-- START OF EXTRACTED DATA --
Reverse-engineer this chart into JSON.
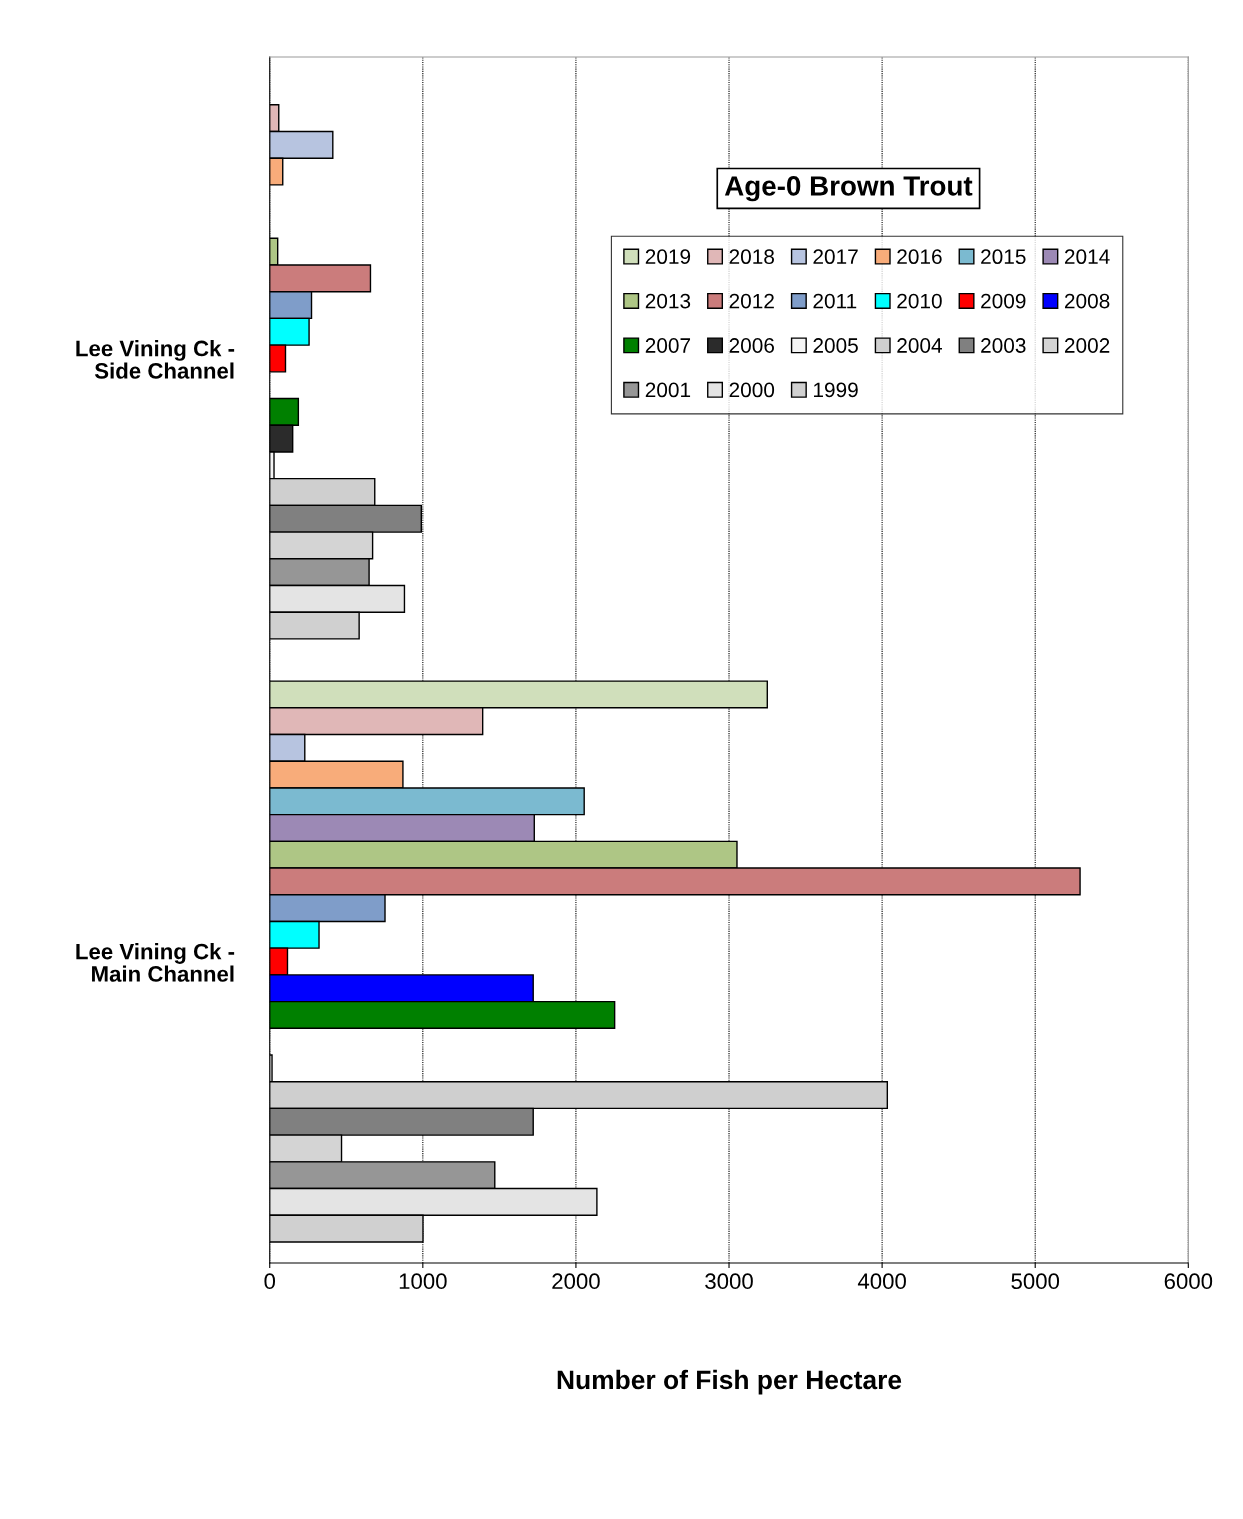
{
  "chart_data": {
    "type": "bar",
    "orientation": "horizontal",
    "title": "Age-0 Brown Trout",
    "xlabel": "Number of Fish per Hectare",
    "categories": [
      "Lee Vining Ck -\nSide Channel",
      "Lee Vining Ck -\nMain Channel"
    ],
    "series": [
      {
        "name": "2019",
        "color": "#d0dfbb",
        "values": [
          null,
          3250
        ]
      },
      {
        "name": "2018",
        "color": "#e0b7b7",
        "values": [
          59,
          1391
        ]
      },
      {
        "name": "2017",
        "color": "#b7c4e0",
        "values": [
          412,
          229
        ]
      },
      {
        "name": "2016",
        "color": "#f8ac7a",
        "values": [
          85,
          870
        ]
      },
      {
        "name": "2015",
        "color": "#7bbad0",
        "values": [
          null,
          2054
        ]
      },
      {
        "name": "2014",
        "color": "#9c89b5",
        "values": [
          null,
          1728
        ]
      },
      {
        "name": "2013",
        "color": "#aec685",
        "values": [
          52,
          3052
        ]
      },
      {
        "name": "2012",
        "color": "#cb7c7c",
        "values": [
          658,
          5293
        ]
      },
      {
        "name": "2011",
        "color": "#7f9dc9",
        "values": [
          273,
          753
        ]
      },
      {
        "name": "2010",
        "color": "#00ffff",
        "values": [
          257,
          322
        ]
      },
      {
        "name": "2009",
        "color": "#ff0000",
        "values": [
          103,
          116
        ]
      },
      {
        "name": "2008",
        "color": "#0000ff",
        "values": [
          null,
          1721
        ]
      },
      {
        "name": "2007",
        "color": "#008000",
        "values": [
          187,
          2253
        ]
      },
      {
        "name": "2006",
        "color": "#2b2b2b",
        "values": [
          150,
          null
        ]
      },
      {
        "name": "2005",
        "color": "#f4f4f4",
        "values": [
          28,
          15
        ]
      },
      {
        "name": "2004",
        "color": "#cfcfcf",
        "values": [
          686,
          4034
        ]
      },
      {
        "name": "2003",
        "color": "#808080",
        "values": [
          990,
          1721
        ]
      },
      {
        "name": "2002",
        "color": "#d4d4d4",
        "values": [
          672,
          469
        ]
      },
      {
        "name": "2001",
        "color": "#969696",
        "values": [
          649,
          1470
        ]
      },
      {
        "name": "2000",
        "color": "#e4e4e4",
        "values": [
          880,
          2137
        ]
      },
      {
        "name": "1999",
        "color": "#d0d0d0",
        "values": [
          584,
          1001
        ]
      }
    ],
    "xlim": [
      0,
      6000
    ],
    "xticks": [
      0,
      1000,
      2000,
      3000,
      4000,
      5000,
      6000
    ],
    "grid": "x",
    "legend": "top right"
  }
}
-- END OF EXTRACTED DATA --
## [WHAT TO WORK ON]
Print all of the entries word for word. Skip any images they contain.

## [COMPLETED EXERCISE]
Reverse-engineer this chart into JSON.
{
  "chart_data": {
    "type": "bar",
    "orientation": "horizontal",
    "title": "Age-0 Brown Trout",
    "xlabel": "Number of Fish per Hectare",
    "categories": [
      "Lee Vining Ck -\nSide Channel",
      "Lee Vining Ck -\nMain Channel"
    ],
    "series": [
      {
        "name": "2019",
        "color": "#d0dfbb",
        "values": [
          null,
          3250
        ]
      },
      {
        "name": "2018",
        "color": "#e0b7b7",
        "values": [
          59,
          1391
        ]
      },
      {
        "name": "2017",
        "color": "#b7c4e0",
        "values": [
          412,
          229
        ]
      },
      {
        "name": "2016",
        "color": "#f8ac7a",
        "values": [
          85,
          870
        ]
      },
      {
        "name": "2015",
        "color": "#7bbad0",
        "values": [
          null,
          2054
        ]
      },
      {
        "name": "2014",
        "color": "#9c89b5",
        "values": [
          null,
          1728
        ]
      },
      {
        "name": "2013",
        "color": "#aec685",
        "values": [
          52,
          3052
        ]
      },
      {
        "name": "2012",
        "color": "#cb7c7c",
        "values": [
          658,
          5293
        ]
      },
      {
        "name": "2011",
        "color": "#7f9dc9",
        "values": [
          273,
          753
        ]
      },
      {
        "name": "2010",
        "color": "#00ffff",
        "values": [
          257,
          322
        ]
      },
      {
        "name": "2009",
        "color": "#ff0000",
        "values": [
          103,
          116
        ]
      },
      {
        "name": "2008",
        "color": "#0000ff",
        "values": [
          null,
          1721
        ]
      },
      {
        "name": "2007",
        "color": "#008000",
        "values": [
          187,
          2253
        ]
      },
      {
        "name": "2006",
        "color": "#2b2b2b",
        "values": [
          150,
          null
        ]
      },
      {
        "name": "2005",
        "color": "#f4f4f4",
        "values": [
          28,
          15
        ]
      },
      {
        "name": "2004",
        "color": "#cfcfcf",
        "values": [
          686,
          4034
        ]
      },
      {
        "name": "2003",
        "color": "#808080",
        "values": [
          990,
          1721
        ]
      },
      {
        "name": "2002",
        "color": "#d4d4d4",
        "values": [
          672,
          469
        ]
      },
      {
        "name": "2001",
        "color": "#969696",
        "values": [
          649,
          1470
        ]
      },
      {
        "name": "2000",
        "color": "#e4e4e4",
        "values": [
          880,
          2137
        ]
      },
      {
        "name": "1999",
        "color": "#d0d0d0",
        "values": [
          584,
          1001
        ]
      }
    ],
    "xlim": [
      0,
      6000
    ],
    "xticks": [
      0,
      1000,
      2000,
      3000,
      4000,
      5000,
      6000
    ],
    "grid": "x",
    "legend": "top right"
  }
}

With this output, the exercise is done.